# WORK INSTRUCTIONS:
Report the number of lines where the string "this" occurs, and write nothing else.

Extracted data entries
= = = = =
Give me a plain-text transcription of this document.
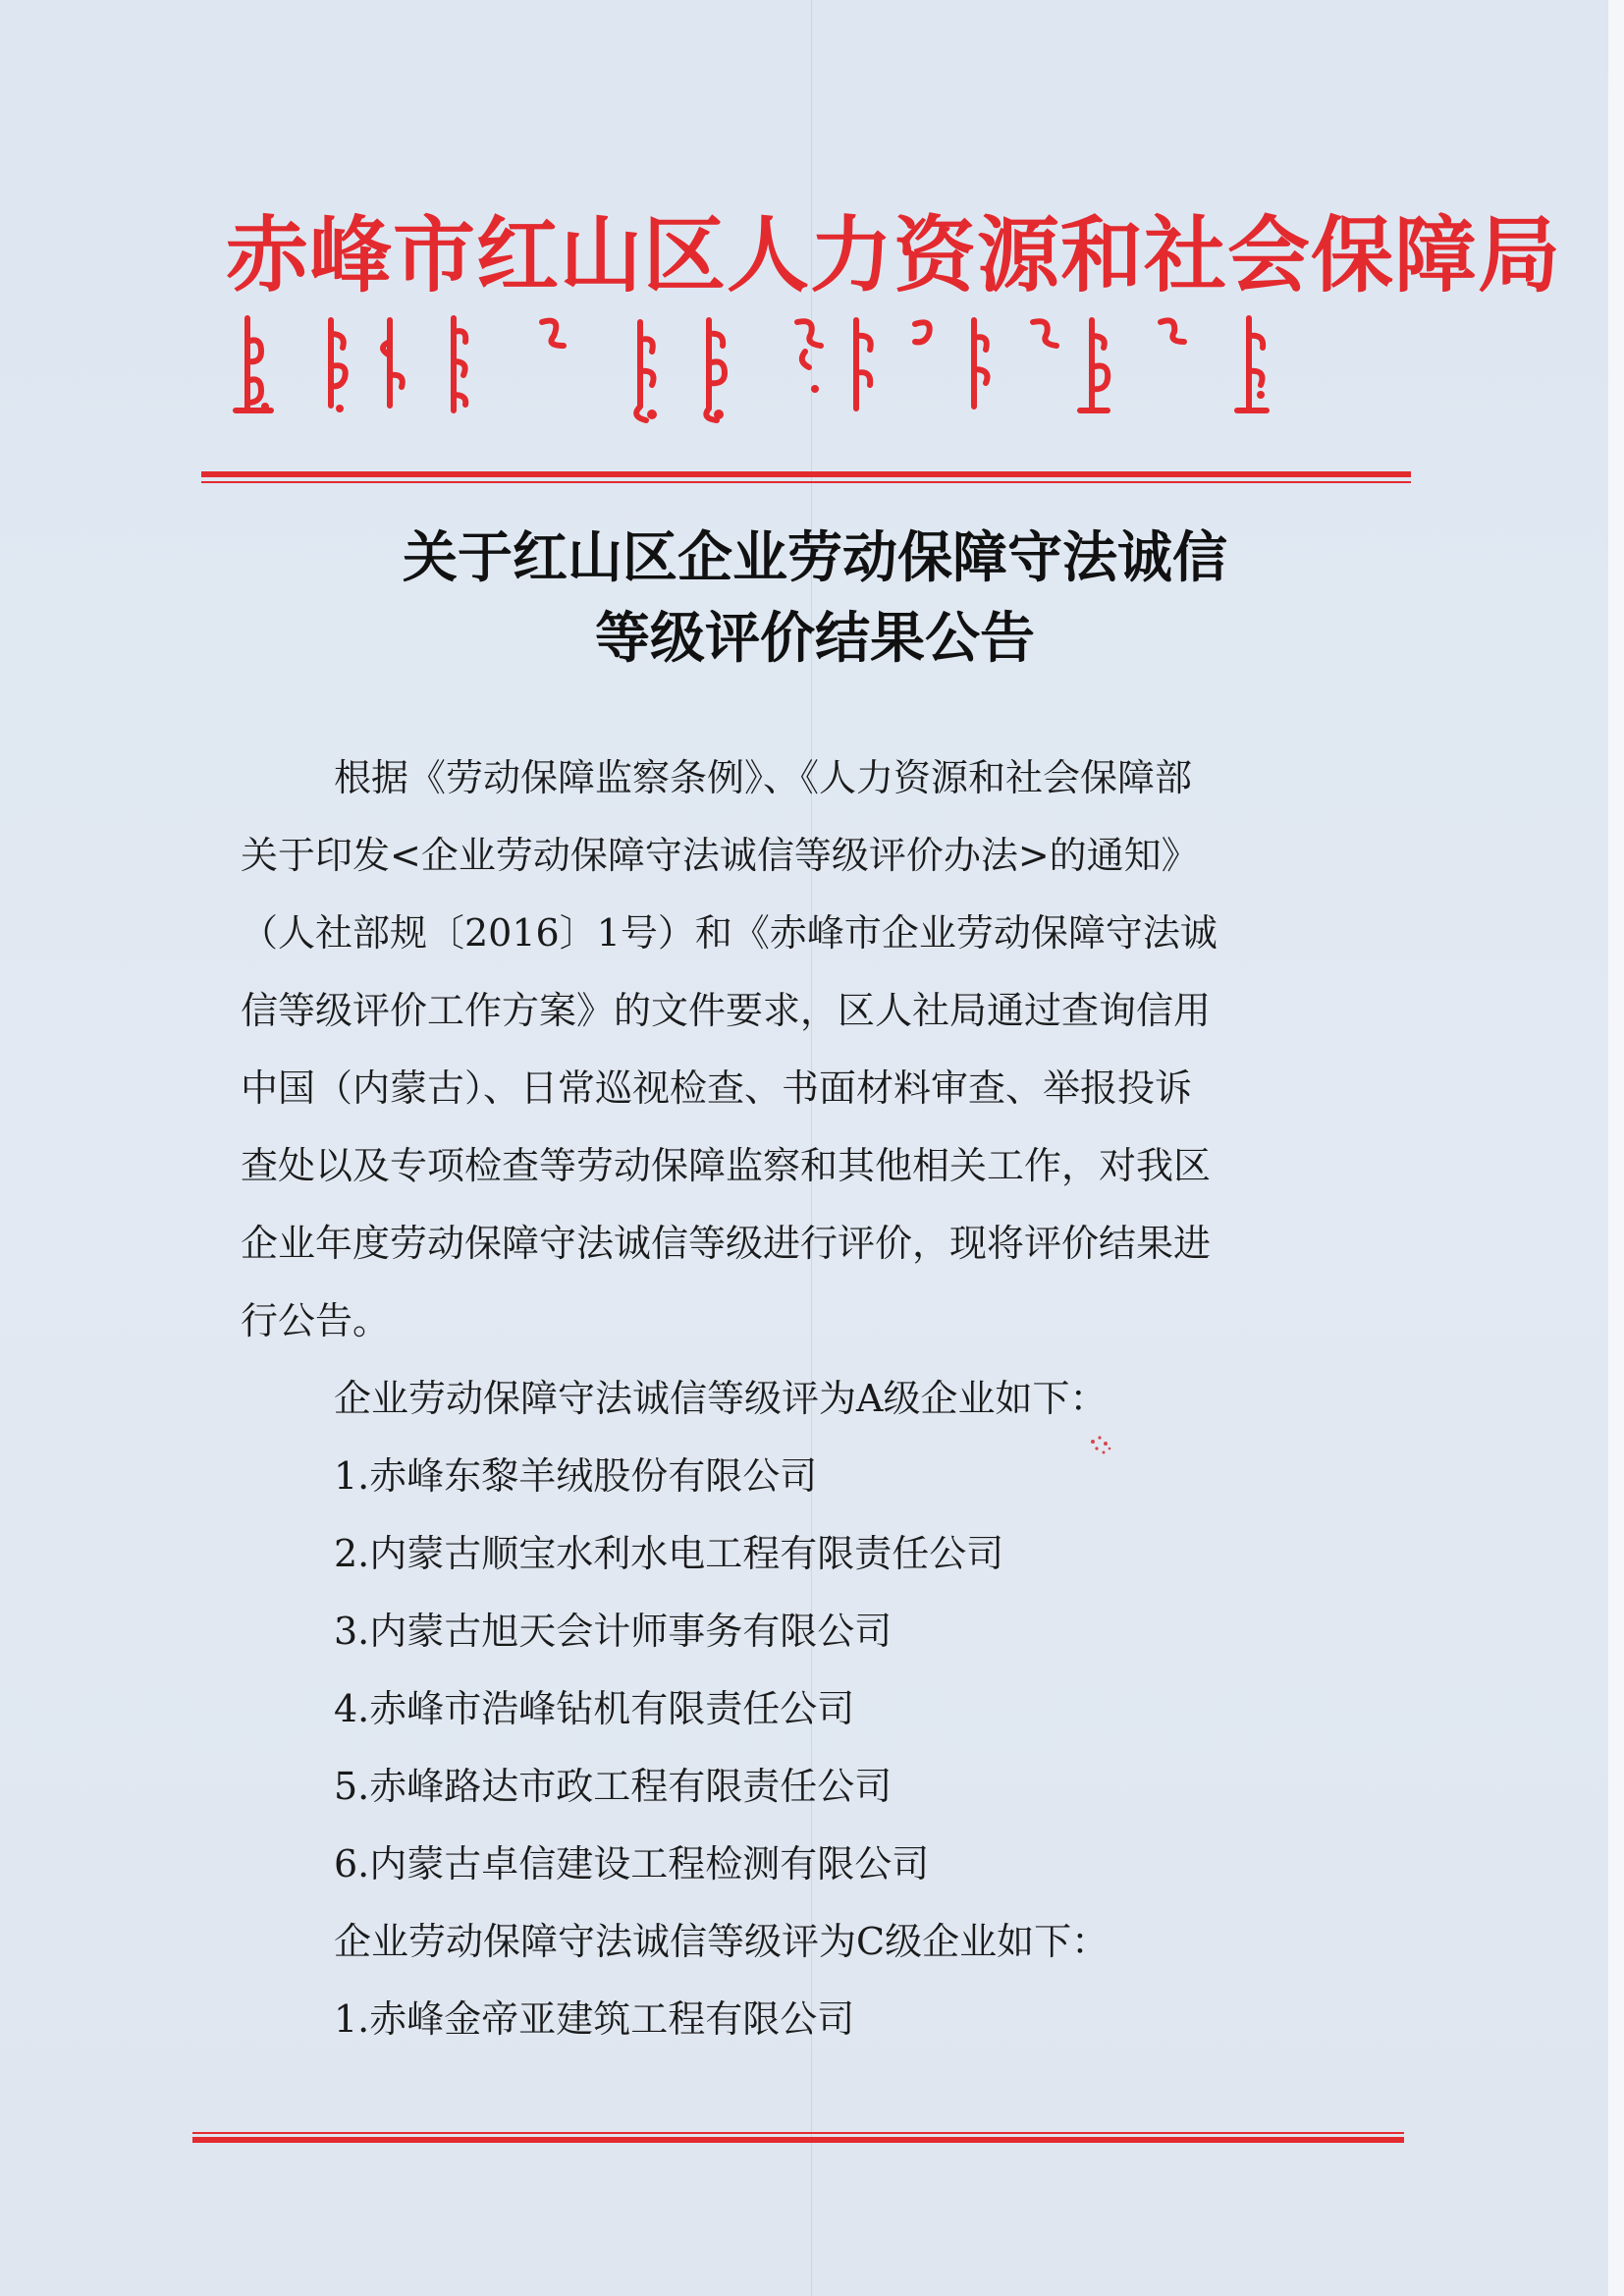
赤峰市红山区人力资源和社会保障局
关于红山区企业劳动保障守法诚信
等级评价结果公告
根据《劳动保障监察条例》、《人力资源和社会保障部
关于印发<企业劳动保障守法诚信等级评价办法>的通知》
（人社部规〔2016〕1号）和《赤峰市企业劳动保障守法诚
信等级评价工作方案》的文件要求，区人社局通过查询信用
中国（内蒙古）、日常巡视检查、书面材料审查、举报投诉
查处以及专项检查等劳动保障监察和其他相关工作，对我区
企业年度劳动保障守法诚信等级进行评价，现将评价结果进
行公告。
企业劳动保障守法诚信等级评为A级企业如下：
1.赤峰东黎羊绒股份有限公司
2.内蒙古顺宝水利水电工程有限责任公司
3.内蒙古旭天会计师事务有限公司
4.赤峰市浩峰钻机有限责任公司
5.赤峰路达市政工程有限责任公司
6.内蒙古卓信建设工程检测有限公司
企业劳动保障守法诚信等级评为C级企业如下：
1.赤峰金帝亚建筑工程有限公司
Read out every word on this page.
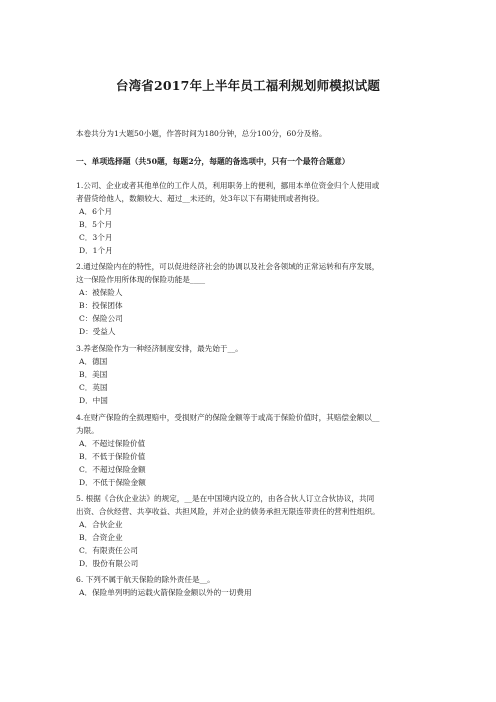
台湾省2017年上半年员工福利规划师模拟试题
本卷共分为1大题50小题，作答时间为180分钟，总分100分，60分及格。
一、单项选择题（共50题，每题2分，每题的备选项中，只有一个最符合题意）

1.公司、企业或者其他单位的工作人员，利用职务上的便利，挪用本单位资金归个人使用或

者借贷给他人，数额较大、超过__未还的，处3年以下有期徒刑或者拘役。

A．6个月

B．5个月

C．3个月

D．1个月

2.通过保险内在的特性，可以促进经济社会的协调以及社会各领域的正常运转和有序发展，

这一保险作用所体现的保险功能是____

A：被保险人

B：投保团体

C：保险公司

D：受益人

3.养老保险作为一种经济制度安排，最先始于__。

A．德国

B．美国

C．英国

D．中国

4.在财产保险的全损理赔中，受损财产的保险金额等于或高于保险价值时，其赔偿金额以__

为限。

A．不超过保险价值

B．不低于保险价值

C．不超过保险金额

D．不低于保险金额

5. 根据《合伙企业法》的规定，__是在中国境内设立的，由各合伙人订立合伙协议，共同

出资、合伙经营、共享收益、共担风险，并对企业的债务承担无限连带责任的营利性组织。

A．合伙企业

B．合资企业

C．有限责任公司

D．股份有限公司

6. 下列不属于航天保险的除外责任是__。

A．保险单列明的运载火箭保险金额以外的一切费用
= = = = =
# FINISHED ANSWER:
2